# EXERCISE AIM:
Copy every line of the listing exactly.

(Dataset listings of figures)
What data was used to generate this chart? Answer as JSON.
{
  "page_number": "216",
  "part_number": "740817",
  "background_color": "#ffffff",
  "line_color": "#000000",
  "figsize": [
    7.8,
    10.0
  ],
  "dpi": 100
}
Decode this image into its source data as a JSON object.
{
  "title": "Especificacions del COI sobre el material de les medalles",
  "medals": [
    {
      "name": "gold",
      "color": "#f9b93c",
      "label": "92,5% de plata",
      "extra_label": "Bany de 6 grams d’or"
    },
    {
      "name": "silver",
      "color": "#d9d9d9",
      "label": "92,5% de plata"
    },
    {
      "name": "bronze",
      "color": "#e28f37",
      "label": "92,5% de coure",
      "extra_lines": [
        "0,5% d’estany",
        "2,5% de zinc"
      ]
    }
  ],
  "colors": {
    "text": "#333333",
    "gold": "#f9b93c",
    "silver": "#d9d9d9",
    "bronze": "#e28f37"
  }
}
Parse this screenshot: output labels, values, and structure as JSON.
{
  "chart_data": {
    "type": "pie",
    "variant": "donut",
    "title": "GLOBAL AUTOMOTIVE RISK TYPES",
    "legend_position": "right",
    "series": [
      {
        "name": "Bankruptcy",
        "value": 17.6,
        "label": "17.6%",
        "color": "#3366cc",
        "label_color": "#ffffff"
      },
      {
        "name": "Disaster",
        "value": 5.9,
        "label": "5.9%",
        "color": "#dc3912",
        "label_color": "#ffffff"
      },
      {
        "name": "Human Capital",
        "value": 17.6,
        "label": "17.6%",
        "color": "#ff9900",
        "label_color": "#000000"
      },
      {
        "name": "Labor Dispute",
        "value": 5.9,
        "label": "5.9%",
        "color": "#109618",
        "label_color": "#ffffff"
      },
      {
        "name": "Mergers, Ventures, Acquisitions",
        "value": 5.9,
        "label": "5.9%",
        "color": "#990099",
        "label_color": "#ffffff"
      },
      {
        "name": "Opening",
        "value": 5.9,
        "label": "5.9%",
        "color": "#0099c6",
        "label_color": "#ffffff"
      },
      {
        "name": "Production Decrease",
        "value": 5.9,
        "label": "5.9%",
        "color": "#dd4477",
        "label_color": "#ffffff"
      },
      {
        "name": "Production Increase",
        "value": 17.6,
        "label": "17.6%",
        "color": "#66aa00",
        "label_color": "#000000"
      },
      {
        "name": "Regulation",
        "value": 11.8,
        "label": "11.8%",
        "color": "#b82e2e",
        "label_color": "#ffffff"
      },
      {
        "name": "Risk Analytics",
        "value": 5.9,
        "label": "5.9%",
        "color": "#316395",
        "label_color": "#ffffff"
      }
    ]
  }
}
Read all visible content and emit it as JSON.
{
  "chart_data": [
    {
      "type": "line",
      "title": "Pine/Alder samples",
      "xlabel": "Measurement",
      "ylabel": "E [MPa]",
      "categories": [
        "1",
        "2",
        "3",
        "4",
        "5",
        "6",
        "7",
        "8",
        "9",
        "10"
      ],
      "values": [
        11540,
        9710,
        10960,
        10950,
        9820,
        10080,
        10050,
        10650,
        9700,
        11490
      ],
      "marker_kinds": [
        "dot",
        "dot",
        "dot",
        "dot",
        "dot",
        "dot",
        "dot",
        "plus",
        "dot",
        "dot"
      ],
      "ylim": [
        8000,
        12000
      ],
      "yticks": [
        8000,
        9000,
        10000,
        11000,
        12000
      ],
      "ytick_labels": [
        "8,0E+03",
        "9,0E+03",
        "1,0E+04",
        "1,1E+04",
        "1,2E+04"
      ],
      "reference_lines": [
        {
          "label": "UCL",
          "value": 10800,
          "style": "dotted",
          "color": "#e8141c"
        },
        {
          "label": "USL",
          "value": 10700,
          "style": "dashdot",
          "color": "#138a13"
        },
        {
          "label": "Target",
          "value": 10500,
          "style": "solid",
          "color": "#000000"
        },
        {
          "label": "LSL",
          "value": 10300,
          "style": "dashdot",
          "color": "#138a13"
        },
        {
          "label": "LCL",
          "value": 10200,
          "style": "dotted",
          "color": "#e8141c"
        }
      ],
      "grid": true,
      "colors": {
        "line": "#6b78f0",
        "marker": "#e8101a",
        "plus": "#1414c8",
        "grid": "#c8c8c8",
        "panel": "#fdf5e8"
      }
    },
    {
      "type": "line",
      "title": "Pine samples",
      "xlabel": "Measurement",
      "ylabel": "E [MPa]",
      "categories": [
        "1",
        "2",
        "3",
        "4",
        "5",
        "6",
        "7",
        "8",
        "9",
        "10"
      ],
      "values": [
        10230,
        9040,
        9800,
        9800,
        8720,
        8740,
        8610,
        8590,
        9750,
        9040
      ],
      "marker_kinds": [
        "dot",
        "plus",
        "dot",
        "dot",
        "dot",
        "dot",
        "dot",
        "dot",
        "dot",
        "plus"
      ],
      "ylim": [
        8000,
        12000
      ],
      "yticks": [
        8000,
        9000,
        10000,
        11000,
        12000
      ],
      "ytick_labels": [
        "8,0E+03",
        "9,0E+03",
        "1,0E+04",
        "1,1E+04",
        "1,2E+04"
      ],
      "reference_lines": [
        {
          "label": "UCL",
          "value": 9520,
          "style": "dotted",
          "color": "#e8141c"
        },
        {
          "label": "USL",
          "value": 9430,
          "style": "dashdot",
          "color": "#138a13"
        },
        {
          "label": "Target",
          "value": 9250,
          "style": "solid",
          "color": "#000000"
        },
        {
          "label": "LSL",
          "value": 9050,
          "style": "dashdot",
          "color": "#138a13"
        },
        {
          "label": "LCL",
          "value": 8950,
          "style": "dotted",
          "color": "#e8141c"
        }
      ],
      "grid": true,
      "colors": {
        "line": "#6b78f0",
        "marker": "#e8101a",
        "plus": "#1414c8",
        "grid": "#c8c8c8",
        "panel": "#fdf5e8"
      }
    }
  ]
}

# TASK RESPONSE:
What data was used to generate this chart? Answer as JSON.
{
  "page_number": "216",
  "part_number": "740817",
  "background_color": "#ffffff",
  "line_color": "#000000",
  "figsize": [
    7.8,
    10.0
  ],
  "dpi": 100
}
Decode this image into its source data as a JSON object.
{
  "title": "Especificacions del COI sobre el material de les medalles",
  "medals": [
    {
      "name": "gold",
      "color": "#f9b93c",
      "label": "92,5% de plata",
      "extra_label": "Bany de 6 grams d’or"
    },
    {
      "name": "silver",
      "color": "#d9d9d9",
      "label": "92,5% de plata"
    },
    {
      "name": "bronze",
      "color": "#e28f37",
      "label": "92,5% de coure",
      "extra_lines": [
        "0,5% d’estany",
        "2,5% de zinc"
      ]
    }
  ],
  "colors": {
    "text": "#333333",
    "gold": "#f9b93c",
    "silver": "#d9d9d9",
    "bronze": "#e28f37"
  }
}
Parse this screenshot: output labels, values, and structure as JSON.
{
  "chart_data": {
    "type": "pie",
    "variant": "donut",
    "title": "GLOBAL AUTOMOTIVE RISK TYPES",
    "legend_position": "right",
    "series": [
      {
        "name": "Bankruptcy",
        "value": 17.6,
        "label": "17.6%",
        "color": "#3366cc",
        "label_color": "#ffffff"
      },
      {
        "name": "Disaster",
        "value": 5.9,
        "label": "5.9%",
        "color": "#dc3912",
        "label_color": "#ffffff"
      },
      {
        "name": "Human Capital",
        "value": 17.6,
        "label": "17.6%",
        "color": "#ff9900",
        "label_color": "#000000"
      },
      {
        "name": "Labor Dispute",
        "value": 5.9,
        "label": "5.9%",
        "color": "#109618",
        "label_color": "#ffffff"
      },
      {
        "name": "Mergers, Ventures, Acquisitions",
        "value": 5.9,
        "label": "5.9%",
        "color": "#990099",
        "label_color": "#ffffff"
      },
      {
        "name": "Opening",
        "value": 5.9,
        "label": "5.9%",
        "color": "#0099c6",
        "label_color": "#ffffff"
      },
      {
        "name": "Production Decrease",
        "value": 5.9,
        "label": "5.9%",
        "color": "#dd4477",
        "label_color": "#ffffff"
      },
      {
        "name": "Production Increase",
        "value": 17.6,
        "label": "17.6%",
        "color": "#66aa00",
        "label_color": "#000000"
      },
      {
        "name": "Regulation",
        "value": 11.8,
        "label": "11.8%",
        "color": "#b82e2e",
        "label_color": "#ffffff"
      },
      {
        "name": "Risk Analytics",
        "value": 5.9,
        "label": "5.9%",
        "color": "#316395",
        "label_color": "#ffffff"
      }
    ]
  }
}
Read all visible content and emit it as JSON.
{
  "chart_data": [
    {
      "type": "line",
      "title": "Pine/Alder samples",
      "xlabel": "Measurement",
      "ylabel": "E [MPa]",
      "categories": [
        "1",
        "2",
        "3",
        "4",
        "5",
        "6",
        "7",
        "8",
        "9",
        "10"
      ],
      "values": [
        11540,
        9710,
        10960,
        10950,
        9820,
        10080,
        10050,
        10650,
        9700,
        11490
      ],
      "marker_kinds": [
        "dot",
        "dot",
        "dot",
        "dot",
        "dot",
        "dot",
        "dot",
        "plus",
        "dot",
        "dot"
      ],
      "ylim": [
        8000,
        12000
      ],
      "yticks": [
        8000,
        9000,
        10000,
        11000,
        12000
      ],
      "ytick_labels": [
        "8,0E+03",
        "9,0E+03",
        "1,0E+04",
        "1,1E+04",
        "1,2E+04"
      ],
      "reference_lines": [
        {
          "label": "UCL",
          "value": 10800,
          "style": "dotted",
          "color": "#e8141c"
        },
        {
          "label": "USL",
          "value": 10700,
          "style": "dashdot",
          "color": "#138a13"
        },
        {
          "label": "Target",
          "value": 10500,
          "style": "solid",
          "color": "#000000"
        },
        {
          "label": "LSL",
          "value": 10300,
          "style": "dashdot",
          "color": "#138a13"
        },
        {
          "label": "LCL",
          "value": 10200,
          "style": "dotted",
          "color": "#e8141c"
        }
      ],
      "grid": true,
      "colors": {
        "line": "#6b78f0",
        "marker": "#e8101a",
        "plus": "#1414c8",
        "grid": "#c8c8c8",
        "panel": "#fdf5e8"
      }
    },
    {
      "type": "line",
      "title": "Pine samples",
      "xlabel": "Measurement",
      "ylabel": "E [MPa]",
      "categories": [
        "1",
        "2",
        "3",
        "4",
        "5",
        "6",
        "7",
        "8",
        "9",
        "10"
      ],
      "values": [
        10230,
        9040,
        9800,
        9800,
        8720,
        8740,
        8610,
        8590,
        9750,
        9040
      ],
      "marker_kinds": [
        "dot",
        "plus",
        "dot",
        "dot",
        "dot",
        "dot",
        "dot",
        "dot",
        "dot",
        "plus"
      ],
      "ylim": [
        8000,
        12000
      ],
      "yticks": [
        8000,
        9000,
        10000,
        11000,
        12000
      ],
      "ytick_labels": [
        "8,0E+03",
        "9,0E+03",
        "1,0E+04",
        "1,1E+04",
        "1,2E+04"
      ],
      "reference_lines": [
        {
          "label": "UCL",
          "value": 9520,
          "style": "dotted",
          "color": "#e8141c"
        },
        {
          "label": "USL",
          "value": 9430,
          "style": "dashdot",
          "color": "#138a13"
        },
        {
          "label": "Target",
          "value": 9250,
          "style": "solid",
          "color": "#000000"
        },
        {
          "label": "LSL",
          "value": 9050,
          "style": "dashdot",
          "color": "#138a13"
        },
        {
          "label": "LCL",
          "value": 8950,
          "style": "dotted",
          "color": "#e8141c"
        }
      ],
      "grid": true,
      "colors": {
        "line": "#6b78f0",
        "marker": "#e8101a",
        "plus": "#1414c8",
        "grid": "#c8c8c8",
        "panel": "#fdf5e8"
      }
    }
  ]
}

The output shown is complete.